[WHAT THE EXERCISE ASKS] Repeat, exactly and alone, every line from the line that contains "Extract all readable text from this page." to the end of the entries.
::: DATASET ROWS
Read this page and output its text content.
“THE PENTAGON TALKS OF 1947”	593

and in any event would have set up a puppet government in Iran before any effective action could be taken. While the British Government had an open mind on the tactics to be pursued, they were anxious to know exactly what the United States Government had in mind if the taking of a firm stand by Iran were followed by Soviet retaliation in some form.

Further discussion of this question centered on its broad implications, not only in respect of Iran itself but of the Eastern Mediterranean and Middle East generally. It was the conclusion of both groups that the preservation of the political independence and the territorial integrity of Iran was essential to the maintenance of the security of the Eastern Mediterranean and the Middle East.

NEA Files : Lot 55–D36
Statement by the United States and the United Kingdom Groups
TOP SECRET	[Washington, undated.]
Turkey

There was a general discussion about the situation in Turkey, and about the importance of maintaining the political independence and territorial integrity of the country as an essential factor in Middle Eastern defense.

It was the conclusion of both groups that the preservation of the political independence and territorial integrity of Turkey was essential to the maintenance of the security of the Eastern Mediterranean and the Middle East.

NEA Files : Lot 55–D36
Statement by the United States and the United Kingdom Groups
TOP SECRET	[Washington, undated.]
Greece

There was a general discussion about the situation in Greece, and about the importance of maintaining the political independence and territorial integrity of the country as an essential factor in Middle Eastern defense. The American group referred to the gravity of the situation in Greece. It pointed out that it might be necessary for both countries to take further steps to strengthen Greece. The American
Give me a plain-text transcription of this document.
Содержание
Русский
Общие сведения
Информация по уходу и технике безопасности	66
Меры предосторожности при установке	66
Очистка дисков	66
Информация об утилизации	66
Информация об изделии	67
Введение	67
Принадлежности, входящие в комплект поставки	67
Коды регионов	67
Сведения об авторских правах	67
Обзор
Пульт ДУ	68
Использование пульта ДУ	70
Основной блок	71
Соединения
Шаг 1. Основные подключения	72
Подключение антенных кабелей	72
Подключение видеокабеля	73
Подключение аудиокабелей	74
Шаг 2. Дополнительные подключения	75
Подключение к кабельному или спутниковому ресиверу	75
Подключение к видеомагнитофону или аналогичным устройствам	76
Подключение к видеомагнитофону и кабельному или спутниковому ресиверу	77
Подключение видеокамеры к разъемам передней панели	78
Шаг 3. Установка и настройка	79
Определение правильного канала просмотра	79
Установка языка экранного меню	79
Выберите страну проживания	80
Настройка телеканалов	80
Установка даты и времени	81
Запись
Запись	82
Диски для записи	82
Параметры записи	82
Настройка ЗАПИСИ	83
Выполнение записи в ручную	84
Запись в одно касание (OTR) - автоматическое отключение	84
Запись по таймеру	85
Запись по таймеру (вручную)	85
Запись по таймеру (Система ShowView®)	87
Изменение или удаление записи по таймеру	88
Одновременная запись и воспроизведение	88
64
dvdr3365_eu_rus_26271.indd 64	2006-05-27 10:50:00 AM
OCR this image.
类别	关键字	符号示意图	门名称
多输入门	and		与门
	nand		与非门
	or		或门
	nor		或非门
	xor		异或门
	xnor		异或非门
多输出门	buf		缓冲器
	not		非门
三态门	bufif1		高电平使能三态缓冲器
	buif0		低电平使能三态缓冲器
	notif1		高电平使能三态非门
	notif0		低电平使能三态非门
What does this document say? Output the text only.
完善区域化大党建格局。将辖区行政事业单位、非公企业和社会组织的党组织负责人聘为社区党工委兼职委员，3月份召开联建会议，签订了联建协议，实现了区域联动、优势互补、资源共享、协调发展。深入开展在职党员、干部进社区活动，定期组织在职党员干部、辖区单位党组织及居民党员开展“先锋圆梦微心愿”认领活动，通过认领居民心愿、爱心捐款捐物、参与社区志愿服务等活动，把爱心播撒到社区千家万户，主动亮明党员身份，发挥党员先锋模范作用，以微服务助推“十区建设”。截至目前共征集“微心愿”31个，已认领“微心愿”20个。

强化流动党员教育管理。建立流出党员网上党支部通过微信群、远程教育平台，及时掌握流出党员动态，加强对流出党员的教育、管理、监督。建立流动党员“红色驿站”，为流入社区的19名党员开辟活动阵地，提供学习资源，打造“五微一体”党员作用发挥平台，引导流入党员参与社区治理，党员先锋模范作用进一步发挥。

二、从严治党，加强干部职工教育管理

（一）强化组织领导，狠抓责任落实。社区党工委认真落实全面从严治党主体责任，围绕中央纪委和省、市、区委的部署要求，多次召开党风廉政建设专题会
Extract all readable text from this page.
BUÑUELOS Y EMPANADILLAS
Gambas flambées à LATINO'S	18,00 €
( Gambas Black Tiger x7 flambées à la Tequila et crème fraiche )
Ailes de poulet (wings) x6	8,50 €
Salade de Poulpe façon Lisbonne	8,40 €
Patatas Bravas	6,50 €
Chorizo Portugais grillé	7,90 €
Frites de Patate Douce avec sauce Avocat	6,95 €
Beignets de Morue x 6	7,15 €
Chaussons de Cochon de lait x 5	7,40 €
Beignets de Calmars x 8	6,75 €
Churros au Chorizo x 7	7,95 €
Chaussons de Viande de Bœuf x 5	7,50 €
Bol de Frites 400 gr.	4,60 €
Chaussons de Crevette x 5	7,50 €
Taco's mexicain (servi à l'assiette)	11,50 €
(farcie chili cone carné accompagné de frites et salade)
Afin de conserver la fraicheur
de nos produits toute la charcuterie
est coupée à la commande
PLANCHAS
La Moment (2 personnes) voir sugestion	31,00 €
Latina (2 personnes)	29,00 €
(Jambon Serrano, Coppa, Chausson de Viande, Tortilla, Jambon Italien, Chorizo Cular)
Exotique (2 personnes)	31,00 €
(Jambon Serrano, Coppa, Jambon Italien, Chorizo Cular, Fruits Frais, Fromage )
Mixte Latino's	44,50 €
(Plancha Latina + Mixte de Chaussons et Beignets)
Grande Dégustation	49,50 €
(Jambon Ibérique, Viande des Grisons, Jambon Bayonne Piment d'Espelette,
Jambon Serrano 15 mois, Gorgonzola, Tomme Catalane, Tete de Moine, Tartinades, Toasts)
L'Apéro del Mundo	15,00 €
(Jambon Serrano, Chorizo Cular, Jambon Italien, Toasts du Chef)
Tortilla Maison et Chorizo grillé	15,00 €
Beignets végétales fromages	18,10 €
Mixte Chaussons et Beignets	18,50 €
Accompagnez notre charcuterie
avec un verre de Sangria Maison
::::::
[SOLUTION TO THIS EXERCISE]
Extract all readable text from this page.
BUÑUELOS Y EMPANADILLAS
Gambas flambées à LATINO'S	18,00 €
( Gambas Black Tiger x7 flambées à la Tequila et crème fraiche )
Ailes de poulet (wings) x6	8,50 €
Salade de Poulpe façon Lisbonne	8,40 €
Patatas Bravas	6,50 €
Chorizo Portugais grillé	7,90 €
Frites de Patate Douce avec sauce Avocat	6,95 €
Beignets de Morue x 6	7,15 €
Chaussons de Cochon de lait x 5	7,40 €
Beignets de Calmars x 8	6,75 €
Churros au Chorizo x 7	7,95 €
Chaussons de Viande de Bœuf x 5	7,50 €
Bol de Frites 400 gr.	4,60 €
Chaussons de Crevette x 5	7,50 €
Taco's mexicain (servi à l'assiette)	11,50 €
(farcie chili cone carné accompagné de frites et salade)
Afin de conserver la fraicheur
de nos produits toute la charcuterie
est coupée à la commande
PLANCHAS
La Moment (2 personnes) voir sugestion	31,00 €
Latina (2 personnes)	29,00 €
(Jambon Serrano, Coppa, Chausson de Viande, Tortilla, Jambon Italien, Chorizo Cular)
Exotique (2 personnes)	31,00 €
(Jambon Serrano, Coppa, Jambon Italien, Chorizo Cular, Fruits Frais, Fromage )
Mixte Latino's	44,50 €
(Plancha Latina + Mixte de Chaussons et Beignets)
Grande Dégustation	49,50 €
(Jambon Ibérique, Viande des Grisons, Jambon Bayonne Piment d'Espelette,
Jambon Serrano 15 mois, Gorgonzola, Tomme Catalane, Tete de Moine, Tartinades, Toasts)
L'Apéro del Mundo	15,00 €
(Jambon Serrano, Chorizo Cular, Jambon Italien, Toasts du Chef)
Tortilla Maison et Chorizo grillé	15,00 €
Beignets végétales fromages	18,10 €
Mixte Chaussons et Beignets	18,50 €
Accompagnez notre charcuterie
avec un verre de Sangria Maison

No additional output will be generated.